**What the exercise asks**
Retype only the material below from the line containing "nav-label: Today [80,884,106,895]" up to and including the line containing "breakdown-row[interactable]: 41% FLOW-214", keeping every character of each line unchanged.

**Dataset records**
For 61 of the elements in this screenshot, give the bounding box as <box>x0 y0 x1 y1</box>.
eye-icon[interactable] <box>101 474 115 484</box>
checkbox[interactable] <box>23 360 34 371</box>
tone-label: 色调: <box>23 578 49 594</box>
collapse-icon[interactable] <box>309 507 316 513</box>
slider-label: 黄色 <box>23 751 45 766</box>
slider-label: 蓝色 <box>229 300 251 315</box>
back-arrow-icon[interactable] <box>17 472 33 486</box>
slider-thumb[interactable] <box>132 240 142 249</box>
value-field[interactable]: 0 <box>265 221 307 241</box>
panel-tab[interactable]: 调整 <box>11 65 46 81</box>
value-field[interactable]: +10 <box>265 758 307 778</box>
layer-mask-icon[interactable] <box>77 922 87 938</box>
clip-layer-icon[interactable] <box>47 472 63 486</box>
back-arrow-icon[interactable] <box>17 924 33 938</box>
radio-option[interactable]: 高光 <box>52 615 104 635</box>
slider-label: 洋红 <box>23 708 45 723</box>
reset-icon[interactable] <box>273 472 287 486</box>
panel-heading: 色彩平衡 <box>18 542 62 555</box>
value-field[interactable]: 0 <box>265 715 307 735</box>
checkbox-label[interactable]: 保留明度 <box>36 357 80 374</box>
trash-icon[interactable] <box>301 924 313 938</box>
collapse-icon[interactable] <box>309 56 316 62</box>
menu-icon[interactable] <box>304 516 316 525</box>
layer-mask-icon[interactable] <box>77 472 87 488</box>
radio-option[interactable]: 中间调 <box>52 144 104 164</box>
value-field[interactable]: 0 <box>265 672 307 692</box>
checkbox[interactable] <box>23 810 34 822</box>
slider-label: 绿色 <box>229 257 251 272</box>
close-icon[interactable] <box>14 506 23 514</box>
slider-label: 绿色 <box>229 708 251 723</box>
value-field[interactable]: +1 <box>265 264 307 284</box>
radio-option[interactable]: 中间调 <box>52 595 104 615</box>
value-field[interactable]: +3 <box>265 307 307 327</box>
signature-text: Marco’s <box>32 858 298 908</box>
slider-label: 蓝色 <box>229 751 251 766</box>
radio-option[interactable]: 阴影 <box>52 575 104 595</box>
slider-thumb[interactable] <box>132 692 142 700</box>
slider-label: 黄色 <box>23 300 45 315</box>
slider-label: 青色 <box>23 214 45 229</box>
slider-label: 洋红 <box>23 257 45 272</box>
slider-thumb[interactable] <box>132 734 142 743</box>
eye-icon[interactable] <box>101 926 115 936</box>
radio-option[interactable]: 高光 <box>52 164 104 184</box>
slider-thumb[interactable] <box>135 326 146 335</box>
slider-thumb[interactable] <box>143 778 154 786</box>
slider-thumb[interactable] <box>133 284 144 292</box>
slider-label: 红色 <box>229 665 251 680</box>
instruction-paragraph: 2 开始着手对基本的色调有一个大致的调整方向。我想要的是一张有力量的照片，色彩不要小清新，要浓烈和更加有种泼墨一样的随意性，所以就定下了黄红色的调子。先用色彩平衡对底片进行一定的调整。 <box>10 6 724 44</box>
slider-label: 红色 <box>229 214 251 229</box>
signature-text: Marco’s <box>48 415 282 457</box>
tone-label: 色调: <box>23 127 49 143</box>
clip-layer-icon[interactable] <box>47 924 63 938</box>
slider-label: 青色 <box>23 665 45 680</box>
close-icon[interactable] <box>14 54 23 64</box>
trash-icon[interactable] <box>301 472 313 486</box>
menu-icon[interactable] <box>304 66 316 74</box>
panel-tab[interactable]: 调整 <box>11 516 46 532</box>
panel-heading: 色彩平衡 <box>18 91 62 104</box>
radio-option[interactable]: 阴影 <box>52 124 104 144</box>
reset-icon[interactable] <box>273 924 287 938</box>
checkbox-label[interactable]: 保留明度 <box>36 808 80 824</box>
* * *
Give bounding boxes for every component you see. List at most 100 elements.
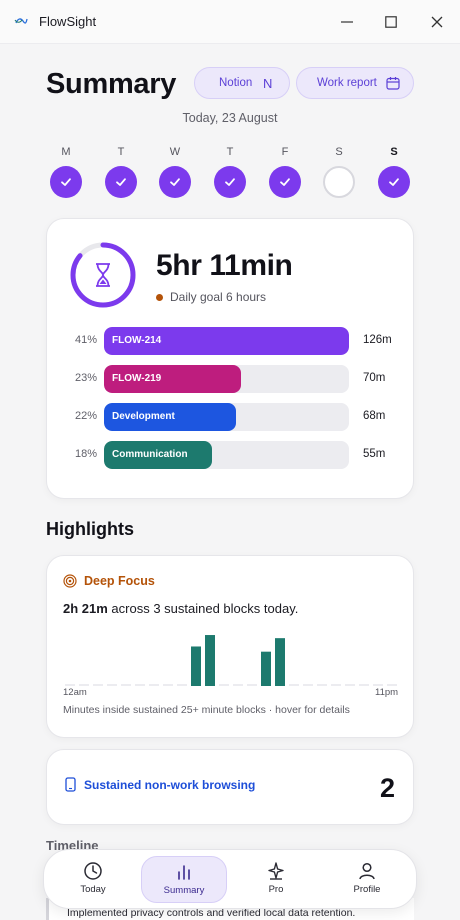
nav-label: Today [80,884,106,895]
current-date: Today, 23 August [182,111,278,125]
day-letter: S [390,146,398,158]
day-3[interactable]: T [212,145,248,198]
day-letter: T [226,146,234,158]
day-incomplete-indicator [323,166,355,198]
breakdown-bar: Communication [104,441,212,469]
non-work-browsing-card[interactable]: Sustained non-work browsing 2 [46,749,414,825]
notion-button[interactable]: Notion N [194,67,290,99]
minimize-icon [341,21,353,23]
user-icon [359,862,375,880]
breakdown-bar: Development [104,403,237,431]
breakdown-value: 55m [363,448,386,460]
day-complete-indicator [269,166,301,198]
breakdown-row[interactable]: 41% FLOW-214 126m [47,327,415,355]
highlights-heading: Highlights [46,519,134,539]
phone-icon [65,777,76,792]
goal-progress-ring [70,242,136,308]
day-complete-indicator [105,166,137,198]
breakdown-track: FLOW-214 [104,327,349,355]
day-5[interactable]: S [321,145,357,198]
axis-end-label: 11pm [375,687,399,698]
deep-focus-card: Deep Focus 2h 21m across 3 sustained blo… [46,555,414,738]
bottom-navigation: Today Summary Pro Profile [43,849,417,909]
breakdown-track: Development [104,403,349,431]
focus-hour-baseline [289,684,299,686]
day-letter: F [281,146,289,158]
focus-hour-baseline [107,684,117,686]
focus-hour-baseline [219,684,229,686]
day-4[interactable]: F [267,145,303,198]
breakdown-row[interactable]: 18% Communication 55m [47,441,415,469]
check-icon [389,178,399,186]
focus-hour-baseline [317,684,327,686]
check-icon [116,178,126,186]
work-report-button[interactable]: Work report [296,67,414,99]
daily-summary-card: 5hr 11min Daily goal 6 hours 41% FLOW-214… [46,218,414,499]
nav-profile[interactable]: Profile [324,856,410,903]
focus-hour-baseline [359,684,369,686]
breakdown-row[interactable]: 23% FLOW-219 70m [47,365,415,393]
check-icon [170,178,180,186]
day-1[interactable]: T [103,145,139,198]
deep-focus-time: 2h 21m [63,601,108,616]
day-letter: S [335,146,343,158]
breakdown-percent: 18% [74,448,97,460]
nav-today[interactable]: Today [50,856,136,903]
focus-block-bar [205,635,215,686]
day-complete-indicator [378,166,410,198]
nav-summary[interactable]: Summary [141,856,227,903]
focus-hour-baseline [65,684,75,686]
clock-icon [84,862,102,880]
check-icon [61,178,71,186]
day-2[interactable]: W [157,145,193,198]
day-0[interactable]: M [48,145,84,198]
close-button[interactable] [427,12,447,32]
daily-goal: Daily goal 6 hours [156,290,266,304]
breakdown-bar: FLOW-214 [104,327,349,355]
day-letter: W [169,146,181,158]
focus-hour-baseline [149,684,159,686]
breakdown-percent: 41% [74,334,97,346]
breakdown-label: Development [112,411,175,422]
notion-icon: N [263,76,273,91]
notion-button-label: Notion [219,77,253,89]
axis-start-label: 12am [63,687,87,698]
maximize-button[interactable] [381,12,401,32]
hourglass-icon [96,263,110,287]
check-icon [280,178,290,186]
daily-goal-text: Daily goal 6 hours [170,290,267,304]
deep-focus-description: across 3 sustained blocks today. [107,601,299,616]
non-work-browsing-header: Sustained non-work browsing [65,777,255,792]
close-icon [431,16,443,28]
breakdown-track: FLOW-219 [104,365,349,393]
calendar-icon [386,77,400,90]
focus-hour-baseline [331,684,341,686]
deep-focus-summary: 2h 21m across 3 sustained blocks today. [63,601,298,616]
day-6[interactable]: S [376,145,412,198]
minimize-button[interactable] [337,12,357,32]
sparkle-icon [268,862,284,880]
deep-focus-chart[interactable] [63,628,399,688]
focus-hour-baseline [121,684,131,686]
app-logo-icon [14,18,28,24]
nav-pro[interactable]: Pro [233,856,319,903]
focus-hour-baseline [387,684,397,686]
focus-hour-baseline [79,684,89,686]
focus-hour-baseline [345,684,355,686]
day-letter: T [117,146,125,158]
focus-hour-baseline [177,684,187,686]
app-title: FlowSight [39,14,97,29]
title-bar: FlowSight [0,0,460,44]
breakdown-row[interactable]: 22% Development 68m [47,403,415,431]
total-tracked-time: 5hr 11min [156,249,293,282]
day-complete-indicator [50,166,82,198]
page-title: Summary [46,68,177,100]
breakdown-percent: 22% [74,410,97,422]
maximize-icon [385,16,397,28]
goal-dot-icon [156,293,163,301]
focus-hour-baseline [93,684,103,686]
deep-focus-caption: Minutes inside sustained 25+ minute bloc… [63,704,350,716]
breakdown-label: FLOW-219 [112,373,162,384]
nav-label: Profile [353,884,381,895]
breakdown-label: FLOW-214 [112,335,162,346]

**Exercise result**
nav-label: Today [80,884,106,895]
current-date: Today, 23 August [182,111,278,125]
day-letter: S [390,146,398,158]
day-3[interactable]: T [212,145,248,198]
day-letter: T [226,146,234,158]
day-incomplete-indicator [323,166,355,198]
breakdown-bar: Communication [104,441,212,469]
non-work-browsing-card[interactable]: Sustained non-work browsing 2 [46,749,414,825]
notion-button[interactable]: Notion N [194,67,290,99]
minimize-icon [341,21,353,23]
user-icon [359,862,375,880]
breakdown-bar: Development [104,403,237,431]
breakdown-value: 55m [363,448,386,460]
day-complete-indicator [269,166,301,198]
breakdown-row[interactable]: 41% FLOW-214 126m [47,327,415,355]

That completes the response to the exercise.